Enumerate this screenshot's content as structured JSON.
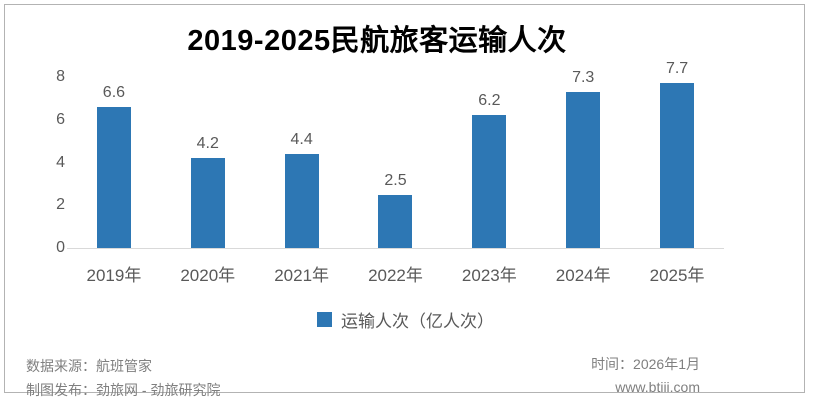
{
  "chart_data": {
    "type": "bar",
    "title": "2019-2025民航旅客运输人次",
    "categories": [
      "2019年",
      "2020年",
      "2021年",
      "2022年",
      "2023年",
      "2024年",
      "2025年"
    ],
    "values": [
      6.6,
      4.2,
      4.4,
      2.5,
      6.2,
      7.3,
      7.7
    ],
    "value_labels": [
      "6.6",
      "4.2",
      "4.4",
      "2.5",
      "6.2",
      "7.3",
      "7.7"
    ],
    "ylim": [
      0,
      8
    ],
    "y_ticks": [
      0,
      2,
      4,
      6,
      8
    ],
    "grid": false,
    "xlabel": "",
    "ylabel": "",
    "legend": "运输人次（亿人次）",
    "legend_position": "bottom",
    "colors": {
      "bar": "#2d77b4",
      "axis_line": "#d9d9d9",
      "labels": "#595959",
      "title": "#000000",
      "frame_border": "#b3b3b3",
      "footer_text": "#7f7f7f"
    }
  },
  "footer": {
    "source": "数据来源：航班管家",
    "publisher": "制图发布：劲旅网 - 劲旅研究院",
    "time": "时间：2026年1月",
    "website": "www.btiii.com"
  }
}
┄┄┄┄┄┄
- [Exercise requirements]
Your copy should repeat each entry above exactly but contain no pictures.

- [Exercise solution]
Enumerate this screenshot's content as structured JSON.
{
  "chart_data": {
    "type": "bar",
    "title": "2019-2025民航旅客运输人次",
    "categories": [
      "2019年",
      "2020年",
      "2021年",
      "2022年",
      "2023年",
      "2024年",
      "2025年"
    ],
    "values": [
      6.6,
      4.2,
      4.4,
      2.5,
      6.2,
      7.3,
      7.7
    ],
    "value_labels": [
      "6.6",
      "4.2",
      "4.4",
      "2.5",
      "6.2",
      "7.3",
      "7.7"
    ],
    "ylim": [
      0,
      8
    ],
    "y_ticks": [
      0,
      2,
      4,
      6,
      8
    ],
    "grid": false,
    "xlabel": "",
    "ylabel": "",
    "legend": "运输人次（亿人次）",
    "legend_position": "bottom",
    "colors": {
      "bar": "#2d77b4",
      "axis_line": "#d9d9d9",
      "labels": "#595959",
      "title": "#000000",
      "frame_border": "#b3b3b3",
      "footer_text": "#7f7f7f"
    }
  },
  "footer": {
    "source": "数据来源：航班管家",
    "publisher": "制图发布：劲旅网 - 劲旅研究院",
    "time": "时间：2026年1月",
    "website": "www.btiii.com"
  }
}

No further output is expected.